#### Set task:
Pull out every line from the listing that has the word "entreprise".
-- start Record extracts --
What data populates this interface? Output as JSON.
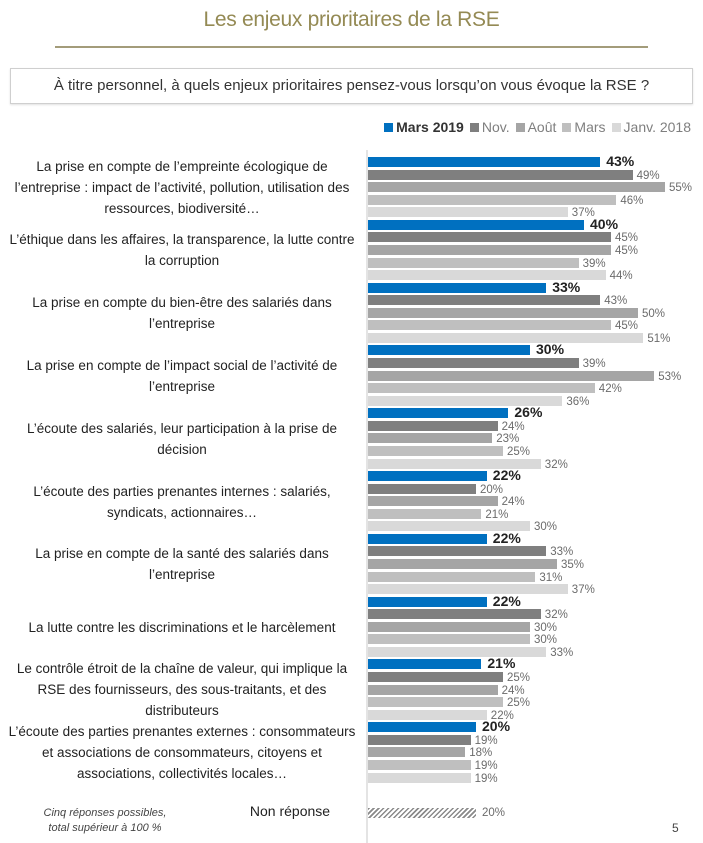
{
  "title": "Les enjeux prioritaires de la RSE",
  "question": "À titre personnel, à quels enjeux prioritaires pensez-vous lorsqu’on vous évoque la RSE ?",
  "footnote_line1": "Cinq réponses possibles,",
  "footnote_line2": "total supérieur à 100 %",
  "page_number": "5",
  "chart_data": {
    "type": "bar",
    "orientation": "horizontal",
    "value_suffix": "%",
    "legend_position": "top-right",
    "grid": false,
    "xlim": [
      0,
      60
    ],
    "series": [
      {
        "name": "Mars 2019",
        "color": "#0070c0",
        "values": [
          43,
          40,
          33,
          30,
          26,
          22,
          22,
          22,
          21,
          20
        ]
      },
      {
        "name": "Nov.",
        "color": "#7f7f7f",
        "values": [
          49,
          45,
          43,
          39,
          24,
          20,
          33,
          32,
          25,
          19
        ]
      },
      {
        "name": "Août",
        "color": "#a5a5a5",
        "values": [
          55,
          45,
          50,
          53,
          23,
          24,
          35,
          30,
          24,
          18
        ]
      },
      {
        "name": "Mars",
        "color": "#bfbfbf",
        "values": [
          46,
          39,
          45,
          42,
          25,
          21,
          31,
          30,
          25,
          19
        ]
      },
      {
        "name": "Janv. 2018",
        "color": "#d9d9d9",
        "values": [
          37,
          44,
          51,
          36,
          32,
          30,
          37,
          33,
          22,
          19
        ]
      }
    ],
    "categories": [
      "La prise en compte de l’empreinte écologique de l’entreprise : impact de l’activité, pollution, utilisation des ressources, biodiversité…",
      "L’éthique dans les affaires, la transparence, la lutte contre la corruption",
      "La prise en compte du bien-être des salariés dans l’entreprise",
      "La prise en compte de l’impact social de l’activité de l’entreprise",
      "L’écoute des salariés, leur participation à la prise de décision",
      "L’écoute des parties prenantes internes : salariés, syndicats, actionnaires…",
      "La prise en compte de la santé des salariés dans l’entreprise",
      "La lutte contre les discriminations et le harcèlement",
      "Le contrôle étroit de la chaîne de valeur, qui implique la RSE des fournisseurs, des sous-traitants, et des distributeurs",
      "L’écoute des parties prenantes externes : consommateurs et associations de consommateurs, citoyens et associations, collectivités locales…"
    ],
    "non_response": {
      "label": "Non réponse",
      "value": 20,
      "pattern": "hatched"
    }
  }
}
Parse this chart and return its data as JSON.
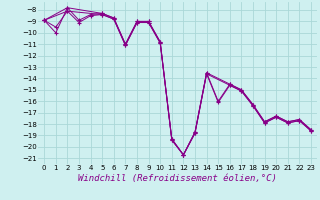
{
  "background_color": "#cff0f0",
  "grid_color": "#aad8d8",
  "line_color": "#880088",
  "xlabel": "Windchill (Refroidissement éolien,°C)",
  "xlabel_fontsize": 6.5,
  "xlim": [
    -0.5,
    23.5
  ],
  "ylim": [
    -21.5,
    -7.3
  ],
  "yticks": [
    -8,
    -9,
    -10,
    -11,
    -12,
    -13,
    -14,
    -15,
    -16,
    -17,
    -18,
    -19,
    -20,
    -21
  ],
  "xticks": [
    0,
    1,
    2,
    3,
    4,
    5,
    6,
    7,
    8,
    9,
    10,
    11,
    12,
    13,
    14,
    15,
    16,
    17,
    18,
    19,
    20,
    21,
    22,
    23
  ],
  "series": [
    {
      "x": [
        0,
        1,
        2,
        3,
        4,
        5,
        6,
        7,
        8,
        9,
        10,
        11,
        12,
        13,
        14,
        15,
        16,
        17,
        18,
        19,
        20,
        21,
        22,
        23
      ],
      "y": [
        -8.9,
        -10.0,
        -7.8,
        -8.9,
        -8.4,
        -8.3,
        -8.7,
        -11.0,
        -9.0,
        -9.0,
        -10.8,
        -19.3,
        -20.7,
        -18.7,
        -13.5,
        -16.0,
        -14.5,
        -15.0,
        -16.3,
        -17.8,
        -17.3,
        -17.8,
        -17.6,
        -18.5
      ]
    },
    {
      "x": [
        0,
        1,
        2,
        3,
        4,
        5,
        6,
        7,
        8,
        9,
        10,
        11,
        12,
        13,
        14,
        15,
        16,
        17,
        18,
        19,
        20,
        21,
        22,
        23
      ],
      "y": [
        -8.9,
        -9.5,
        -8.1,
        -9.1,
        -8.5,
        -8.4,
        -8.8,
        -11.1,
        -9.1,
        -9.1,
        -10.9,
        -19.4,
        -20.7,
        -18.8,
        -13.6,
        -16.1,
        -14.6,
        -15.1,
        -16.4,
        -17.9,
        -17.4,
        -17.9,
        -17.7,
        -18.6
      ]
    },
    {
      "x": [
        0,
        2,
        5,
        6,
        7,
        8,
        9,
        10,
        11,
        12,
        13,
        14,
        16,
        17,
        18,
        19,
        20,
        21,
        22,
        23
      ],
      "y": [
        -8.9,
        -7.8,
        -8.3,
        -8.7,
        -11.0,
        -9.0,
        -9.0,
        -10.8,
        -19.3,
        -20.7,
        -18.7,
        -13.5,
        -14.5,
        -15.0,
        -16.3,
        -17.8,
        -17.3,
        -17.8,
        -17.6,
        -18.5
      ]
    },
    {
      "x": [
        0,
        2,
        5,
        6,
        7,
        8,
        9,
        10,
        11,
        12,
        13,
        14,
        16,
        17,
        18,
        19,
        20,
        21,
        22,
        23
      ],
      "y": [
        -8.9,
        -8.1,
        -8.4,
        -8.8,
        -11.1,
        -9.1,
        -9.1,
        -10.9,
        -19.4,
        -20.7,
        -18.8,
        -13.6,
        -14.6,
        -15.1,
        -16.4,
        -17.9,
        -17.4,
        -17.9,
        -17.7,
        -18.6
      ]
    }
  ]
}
-- end Record extracts --
#### Completed exercise:
      "La prise en compte de l’empreinte écologique de l’entreprise : impact de l’activité, pollution, utilisation des ressources, biodiversité…",
      "La prise en compte du bien-être des salariés dans l’entreprise",
      "La prise en compte de l’impact social de l’activité de l’entreprise",
      "La prise en compte de la santé des salariés dans l’entreprise",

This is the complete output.